▼

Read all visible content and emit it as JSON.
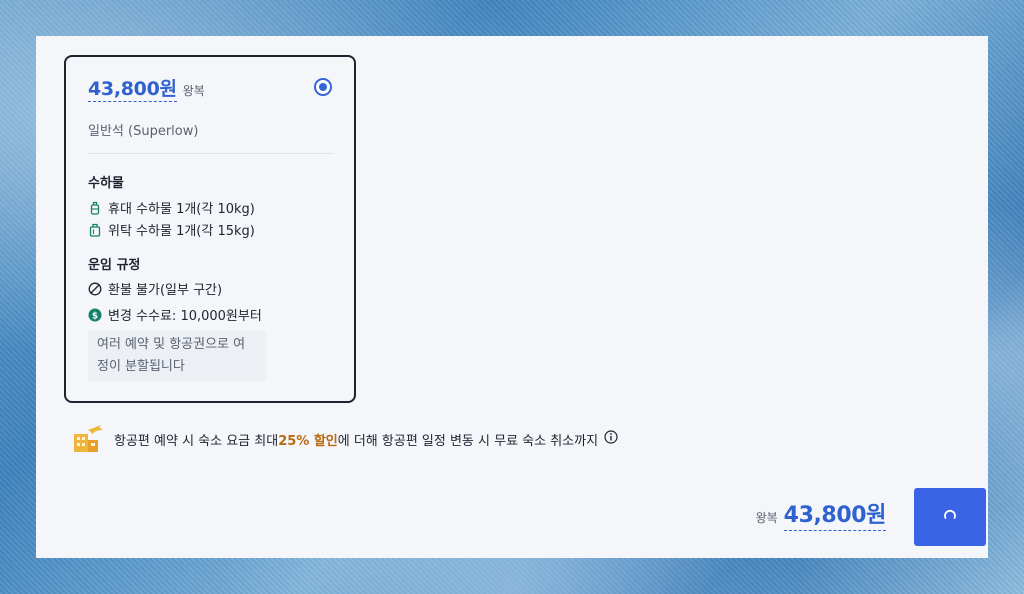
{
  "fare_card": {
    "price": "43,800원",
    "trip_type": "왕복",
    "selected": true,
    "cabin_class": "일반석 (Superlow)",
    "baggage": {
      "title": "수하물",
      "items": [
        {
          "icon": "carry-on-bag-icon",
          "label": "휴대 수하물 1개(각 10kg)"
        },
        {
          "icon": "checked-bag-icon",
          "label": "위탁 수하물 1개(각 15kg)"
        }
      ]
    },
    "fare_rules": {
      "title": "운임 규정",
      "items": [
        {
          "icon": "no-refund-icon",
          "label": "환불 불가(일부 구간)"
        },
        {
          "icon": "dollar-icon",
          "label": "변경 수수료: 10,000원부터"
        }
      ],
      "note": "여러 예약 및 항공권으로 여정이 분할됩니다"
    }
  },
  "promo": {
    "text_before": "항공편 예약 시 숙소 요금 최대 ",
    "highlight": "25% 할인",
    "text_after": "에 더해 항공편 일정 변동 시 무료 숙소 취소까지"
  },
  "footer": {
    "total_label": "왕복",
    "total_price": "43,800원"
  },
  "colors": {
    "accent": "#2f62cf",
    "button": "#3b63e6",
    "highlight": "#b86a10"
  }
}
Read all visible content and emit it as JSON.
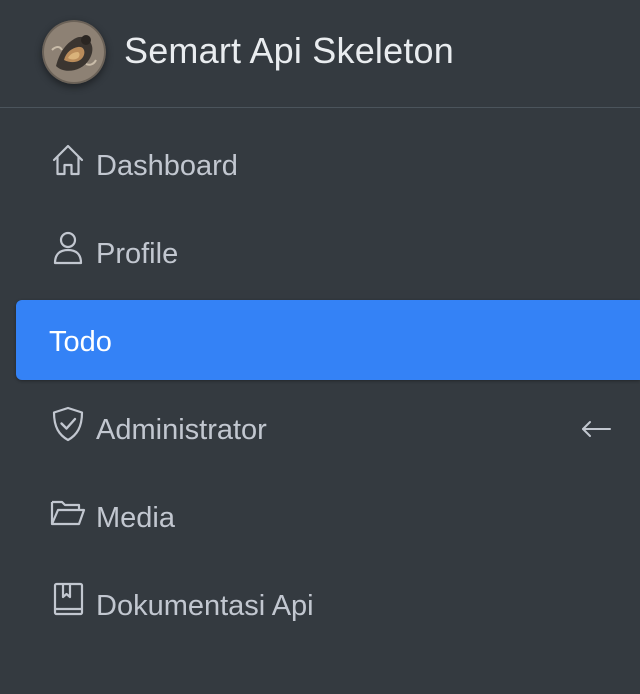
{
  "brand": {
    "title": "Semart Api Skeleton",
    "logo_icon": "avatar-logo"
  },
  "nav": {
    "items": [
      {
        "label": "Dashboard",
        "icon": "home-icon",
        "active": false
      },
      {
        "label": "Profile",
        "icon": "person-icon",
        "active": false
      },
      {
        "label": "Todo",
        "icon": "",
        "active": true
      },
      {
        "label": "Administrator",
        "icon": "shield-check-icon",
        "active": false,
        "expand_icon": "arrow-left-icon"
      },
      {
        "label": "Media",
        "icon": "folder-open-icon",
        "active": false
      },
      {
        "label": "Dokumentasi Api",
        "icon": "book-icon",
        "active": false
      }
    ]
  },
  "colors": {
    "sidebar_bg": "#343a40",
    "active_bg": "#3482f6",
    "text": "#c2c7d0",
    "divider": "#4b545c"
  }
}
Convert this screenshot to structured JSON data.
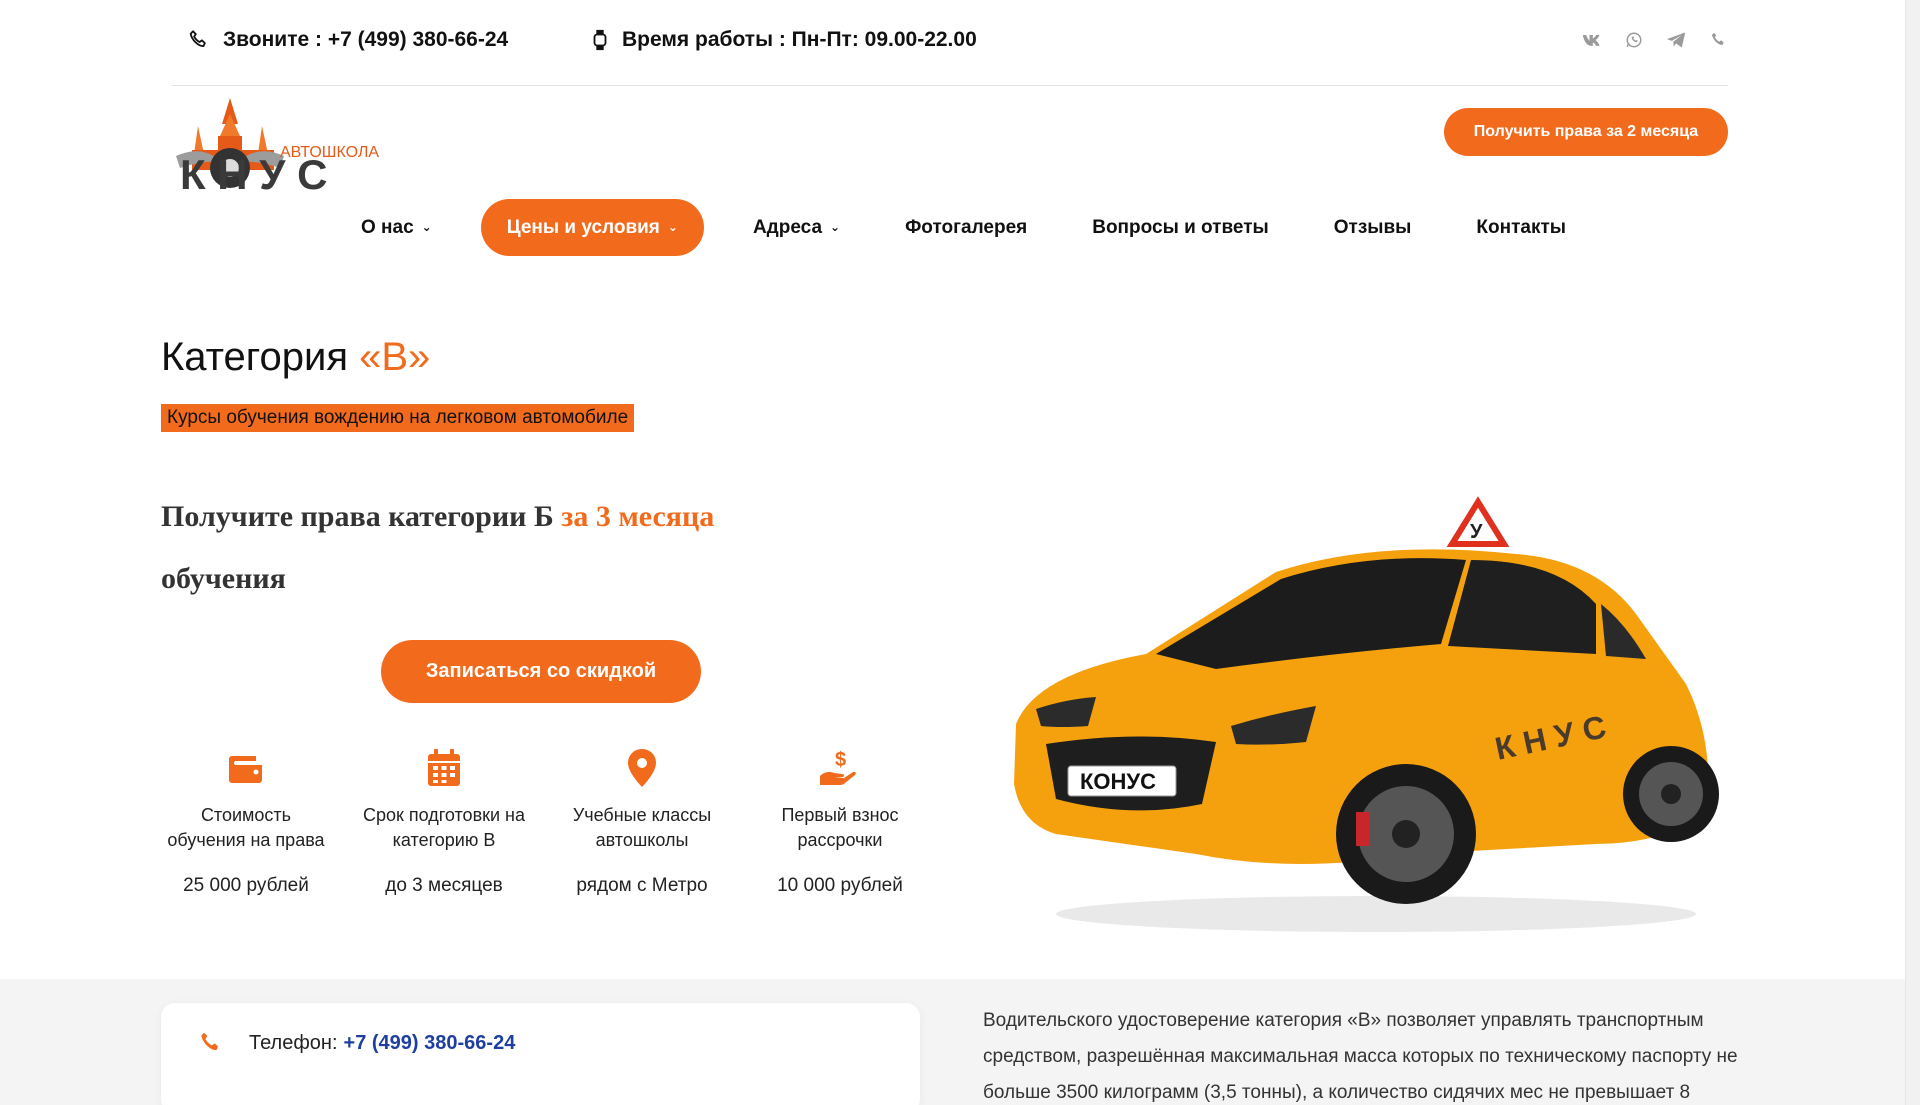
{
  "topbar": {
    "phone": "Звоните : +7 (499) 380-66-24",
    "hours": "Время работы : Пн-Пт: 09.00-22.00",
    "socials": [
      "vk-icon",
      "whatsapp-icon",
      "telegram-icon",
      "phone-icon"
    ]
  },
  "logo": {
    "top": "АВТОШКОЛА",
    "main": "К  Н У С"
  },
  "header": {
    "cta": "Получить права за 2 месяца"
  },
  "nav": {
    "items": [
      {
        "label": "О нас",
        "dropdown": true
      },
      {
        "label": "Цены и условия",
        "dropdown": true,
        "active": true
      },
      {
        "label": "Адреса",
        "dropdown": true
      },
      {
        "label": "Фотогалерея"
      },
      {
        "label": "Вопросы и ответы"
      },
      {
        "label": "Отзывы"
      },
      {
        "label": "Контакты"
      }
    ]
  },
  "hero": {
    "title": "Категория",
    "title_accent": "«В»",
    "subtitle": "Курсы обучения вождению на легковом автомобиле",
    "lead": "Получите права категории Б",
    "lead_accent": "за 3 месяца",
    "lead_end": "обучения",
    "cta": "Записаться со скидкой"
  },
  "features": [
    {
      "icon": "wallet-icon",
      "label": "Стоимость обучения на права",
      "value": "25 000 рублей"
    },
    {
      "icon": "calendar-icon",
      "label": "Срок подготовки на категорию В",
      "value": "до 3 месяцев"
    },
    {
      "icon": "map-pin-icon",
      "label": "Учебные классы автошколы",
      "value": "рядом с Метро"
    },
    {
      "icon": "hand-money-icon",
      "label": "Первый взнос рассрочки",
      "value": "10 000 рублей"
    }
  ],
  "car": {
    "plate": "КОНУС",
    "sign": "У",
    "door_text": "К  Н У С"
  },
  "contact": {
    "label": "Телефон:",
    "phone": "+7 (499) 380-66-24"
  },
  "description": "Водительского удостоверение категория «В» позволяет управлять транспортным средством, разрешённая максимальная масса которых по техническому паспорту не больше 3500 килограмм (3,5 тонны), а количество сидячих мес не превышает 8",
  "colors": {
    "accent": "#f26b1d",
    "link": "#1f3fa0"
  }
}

▲

**What you will do:**
Retype each entry precisely. Skip images entirely.

**Complete output:**
Read all visible content and emit it as JSON.
{
  "fare_card": {
    "price": "43,800원",
    "trip_type": "왕복",
    "selected": true,
    "cabin_class": "일반석 (Superlow)",
    "baggage": {
      "title": "수하물",
      "items": [
        {
          "icon": "carry-on-bag-icon",
          "label": "휴대 수하물 1개(각 10kg)"
        },
        {
          "icon": "checked-bag-icon",
          "label": "위탁 수하물 1개(각 15kg)"
        }
      ]
    },
    "fare_rules": {
      "title": "운임 규정",
      "items": [
        {
          "icon": "no-refund-icon",
          "label": "환불 불가(일부 구간)"
        },
        {
          "icon": "dollar-icon",
          "label": "변경 수수료: 10,000원부터"
        }
      ],
      "note": "여러 예약 및 항공권으로 여정이 분할됩니다"
    }
  },
  "promo": {
    "text_before": "항공편 예약 시 숙소 요금 최대 ",
    "highlight": "25% 할인",
    "text_after": "에 더해 항공편 일정 변동 시 무료 숙소 취소까지"
  },
  "footer": {
    "total_label": "왕복",
    "total_price": "43,800원"
  },
  "colors": {
    "accent": "#2f62cf",
    "button": "#3b63e6",
    "highlight": "#b86a10"
  }
}
Read all visible content and emit it as JSON.
{
  "brand": {
    "title": "Semart Api Skeleton",
    "logo_icon": "avatar-logo"
  },
  "nav": {
    "items": [
      {
        "label": "Dashboard",
        "icon": "home-icon",
        "active": false
      },
      {
        "label": "Profile",
        "icon": "person-icon",
        "active": false
      },
      {
        "label": "Todo",
        "icon": "",
        "active": true
      },
      {
        "label": "Administrator",
        "icon": "shield-check-icon",
        "active": false,
        "expand_icon": "arrow-left-icon"
      },
      {
        "label": "Media",
        "icon": "folder-open-icon",
        "active": false
      },
      {
        "label": "Dokumentasi Api",
        "icon": "book-icon",
        "active": false
      }
    ]
  },
  "colors": {
    "sidebar_bg": "#343a40",
    "active_bg": "#3482f6",
    "text": "#c2c7d0",
    "divider": "#4b545c"
  }
}
Convert this screenshot to structured JSON data.
{
  "topbar": {
    "phone": "Звоните : +7 (499) 380-66-24",
    "hours": "Время работы : Пн-Пт: 09.00-22.00",
    "socials": [
      "vk-icon",
      "whatsapp-icon",
      "telegram-icon",
      "phone-icon"
    ]
  },
  "logo": {
    "top": "АВТОШКОЛА",
    "main": "К  Н У С"
  },
  "header": {
    "cta": "Получить права за 2 месяца"
  },
  "nav": {
    "items": [
      {
        "label": "О нас",
        "dropdown": true
      },
      {
        "label": "Цены и условия",
        "dropdown": true,
        "active": true
      },
      {
        "label": "Адреса",
        "dropdown": true
      },
      {
        "label": "Фотогалерея"
      },
      {
        "label": "Вопросы и ответы"
      },
      {
        "label": "Отзывы"
      },
      {
        "label": "Контакты"
      }
    ]
  },
  "hero": {
    "title": "Категория",
    "title_accent": "«В»",
    "subtitle": "Курсы обучения вождению на легковом автомобиле",
    "lead": "Получите права категории Б",
    "lead_accent": "за 3 месяца",
    "lead_end": "обучения",
    "cta": "Записаться со скидкой"
  },
  "features": [
    {
      "icon": "wallet-icon",
      "label": "Стоимость обучения на права",
      "value": "25 000 рублей"
    },
    {
      "icon": "calendar-icon",
      "label": "Срок подготовки на категорию В",
      "value": "до 3 месяцев"
    },
    {
      "icon": "map-pin-icon",
      "label": "Учебные классы автошколы",
      "value": "рядом с Метро"
    },
    {
      "icon": "hand-money-icon",
      "label": "Первый взнос рассрочки",
      "value": "10 000 рублей"
    }
  ],
  "car": {
    "plate": "КОНУС",
    "sign": "У",
    "door_text": "К  Н У С"
  },
  "contact": {
    "label": "Телефон:",
    "phone": "+7 (499) 380-66-24"
  },
  "description": "Водительского удостоверение категория «В» позволяет управлять транспортным средством, разрешённая максимальная масса которых по техническому паспорту не больше 3500 килограмм (3,5 тонны), а количество сидячих мес не превышает 8",
  "colors": {
    "accent": "#f26b1d",
    "link": "#1f3fa0"
  }
}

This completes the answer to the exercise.